#### [TASK REQUIREMENTS]
Every line holding the string "Luis" should be copied from the listing.
━━━━━━━━━━
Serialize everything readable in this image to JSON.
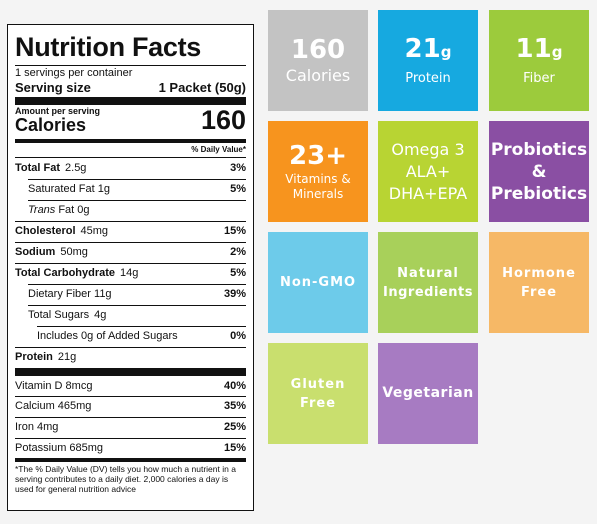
{
  "label": {
    "title": "Nutrition Facts",
    "servings": "1 servings per container",
    "serving_size_label": "Serving size",
    "serving_size_value": "1 Packet (50g)",
    "amount_per_serving": "Amount per serving",
    "calories_label": "Calories",
    "calories_value": "160",
    "dv_header": "% Daily Value*",
    "rows": [
      {
        "name": "Total Fat",
        "qty": "2.5g",
        "pct": "3%"
      },
      {
        "name": "Saturated Fat 1g",
        "qty": "",
        "pct": "5%"
      },
      {
        "name": "Trans",
        "qty": "Fat 0g",
        "pct": ""
      },
      {
        "name": "Cholesterol",
        "qty": "45mg",
        "pct": "15%"
      },
      {
        "name": "Sodium",
        "qty": "50mg",
        "pct": "2%"
      },
      {
        "name": "Total Carbohydrate",
        "qty": "14g",
        "pct": "5%"
      },
      {
        "name": "Dietary Fiber 11g",
        "qty": "",
        "pct": "39%"
      },
      {
        "name": "Total Sugars",
        "qty": "4g",
        "pct": ""
      },
      {
        "name": "Includes 0g of Added Sugars",
        "qty": "",
        "pct": "0%"
      },
      {
        "name": "Protein",
        "qty": "21g",
        "pct": ""
      }
    ],
    "vitamins": [
      {
        "name": "Vitamin D 8mcg",
        "pct": "40%"
      },
      {
        "name": "Calcium 465mg",
        "pct": "35%"
      },
      {
        "name": "Iron 4mg",
        "pct": "25%"
      },
      {
        "name": "Potassium 685mg",
        "pct": "15%"
      }
    ],
    "footnote": "*The % Daily Value (DV) tells you how much a nutrient in a serving contributes to a daily diet. 2,000 calories a day is used for general nutrition advice"
  },
  "tiles": [
    {
      "id": "calories",
      "big": "160",
      "sub": "Calories",
      "color": "#c3c3c3"
    },
    {
      "id": "protein",
      "big": "21",
      "unit": "g",
      "sub": "Protein",
      "color": "#16a9e0"
    },
    {
      "id": "fiber",
      "big": "11",
      "unit": "g",
      "sub": "Fiber",
      "color": "#9ccb3c"
    },
    {
      "id": "vitamins",
      "big": "23+",
      "sub": "Vitamins & Minerals",
      "color": "#f7941e"
    },
    {
      "id": "omega",
      "line1": "Omega 3",
      "line2": "ALA+",
      "line3": "DHA+EPA",
      "color": "#b8d433"
    },
    {
      "id": "probiotics",
      "line1": "Probiotics",
      "line2": "&",
      "line3": "Prebiotics",
      "color": "#8a4fa3"
    },
    {
      "id": "non-gmo",
      "text": "Non-GMO",
      "color": "#6dcbea"
    },
    {
      "id": "natural",
      "line1": "Natural",
      "line2": "Ingredients",
      "color": "#a8d05a"
    },
    {
      "id": "hormone",
      "line1": "Hormone",
      "line2": "Free",
      "color": "#f6b866"
    },
    {
      "id": "gluten",
      "line1": "Gluten",
      "line2": "Free",
      "color": "#c9df6e"
    },
    {
      "id": "vegetarian",
      "text": "Vegetarian",
      "color": "#a77bc2"
    }
  ]
}
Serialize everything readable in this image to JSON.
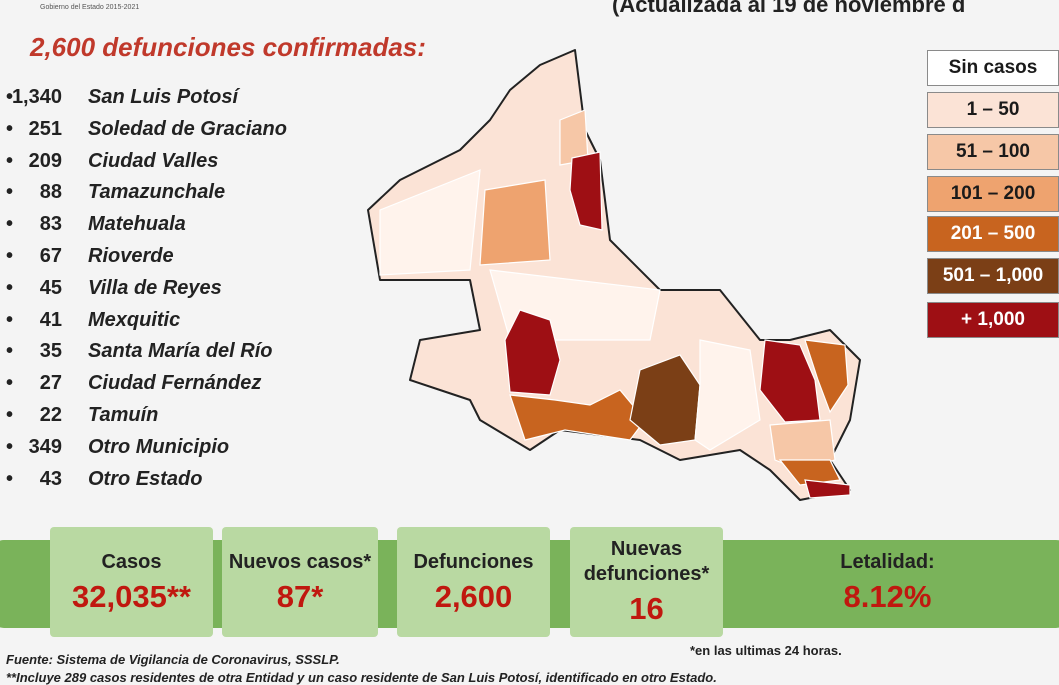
{
  "header": {
    "logo_caption": "Gobierno del Estado 2015-2021",
    "update_note": "(Actualizada al 19 de noviembre d",
    "title": "2,600 defunciones confirmadas:"
  },
  "municipalities": [
    {
      "count": "1,340",
      "name": "San Luis Potosí"
    },
    {
      "count": "251",
      "name": "Soledad de Graciano"
    },
    {
      "count": "209",
      "name": "Ciudad Valles"
    },
    {
      "count": "88",
      "name": "Tamazunchale"
    },
    {
      "count": "83",
      "name": "Matehuala"
    },
    {
      "count": "67",
      "name": "Rioverde"
    },
    {
      "count": "45",
      "name": "Villa de Reyes"
    },
    {
      "count": "41",
      "name": "Mexquitic"
    },
    {
      "count": "35",
      "name": "Santa María del Río"
    },
    {
      "count": "27",
      "name": "Ciudad Fernández"
    },
    {
      "count": "22",
      "name": "Tamuín"
    },
    {
      "count": "349",
      "name": "Otro Municipio"
    },
    {
      "count": "43",
      "name": "Otro Estado"
    }
  ],
  "legend": [
    {
      "label": "Sin casos",
      "color": "#ffffff",
      "text_color": "#1a1a1a"
    },
    {
      "label": "1 – 50",
      "color": "#fbe3d6",
      "text_color": "#1a1a1a"
    },
    {
      "label": "51 – 100",
      "color": "#f6c7a7",
      "text_color": "#1a1a1a"
    },
    {
      "label": "101 – 200",
      "color": "#eea36f",
      "text_color": "#1a1a1a"
    },
    {
      "label": "201 – 500",
      "color": "#c8641f",
      "text_color": "#ffffff"
    },
    {
      "label": "501 – 1,000",
      "color": "#7b3f16",
      "text_color": "#ffffff"
    },
    {
      "label": "+ 1,000",
      "color": "#9e0f14",
      "text_color": "#ffffff"
    }
  ],
  "stats": [
    {
      "label": "Casos",
      "value": "32,035**"
    },
    {
      "label": "Nuevos casos*",
      "value": "87*"
    },
    {
      "label": "Defunciones",
      "value": "2,600"
    },
    {
      "label": "Nuevas defunciones*",
      "value": "16"
    },
    {
      "label": "Letalidad:",
      "value": "8.12%"
    }
  ],
  "footnotes": {
    "last_24h": "*en las ultimas 24 horas.",
    "source": "Fuente: Sistema de Vigilancia de Coronavirus, SSSLP.",
    "note": "**Incluye 289 casos residentes de otra Entidad y un caso residente de San Luis Potosí, identificado en otro Estado."
  }
}
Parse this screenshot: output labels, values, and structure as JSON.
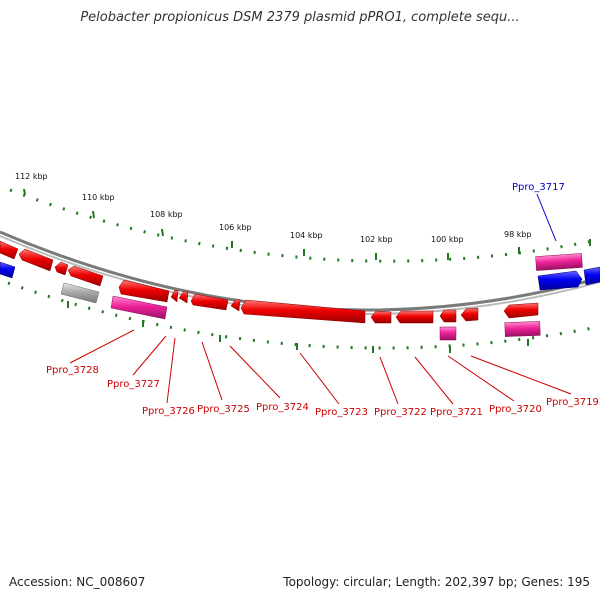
{
  "title": "Pelobacter propionicus DSM 2379 plasmid pPRO1, complete sequ...",
  "accession_label": "Accession: NC_008607",
  "summary": "Topology: circular; Length: 202,397 bp; Genes: 195",
  "colors": {
    "forward_gene": "#0000ee",
    "reverse_gene": "#ee0000",
    "rna_gene": "#ee2299",
    "other_gene": "#aaaaaa",
    "backbone": "#888888",
    "ticks": "#227722",
    "label_forward": "#0000cc",
    "label_reverse": "#cc0000"
  },
  "ticks": [
    "112 kbp",
    "110 kbp",
    "108 kbp",
    "106 kbp",
    "104 kbp",
    "102 kbp",
    "100 kbp",
    "98 kbp"
  ],
  "gene_labels": [
    "Ppro_3717",
    "Ppro_3728",
    "Ppro_3727",
    "Ppro_3726",
    "Ppro_3725",
    "Ppro_3724",
    "Ppro_3723",
    "Ppro_3722",
    "Ppro_3721",
    "Ppro_3720",
    "Ppro_3719"
  ]
}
━━━━━━━━━━
#### [EXERCISE SOLUTION]
      "name": "San Luis Potosí"
    "note": "**Incluye 289 casos residentes de otra Entidad y un caso residente de San Luis Potosí, identificado en otro Estado."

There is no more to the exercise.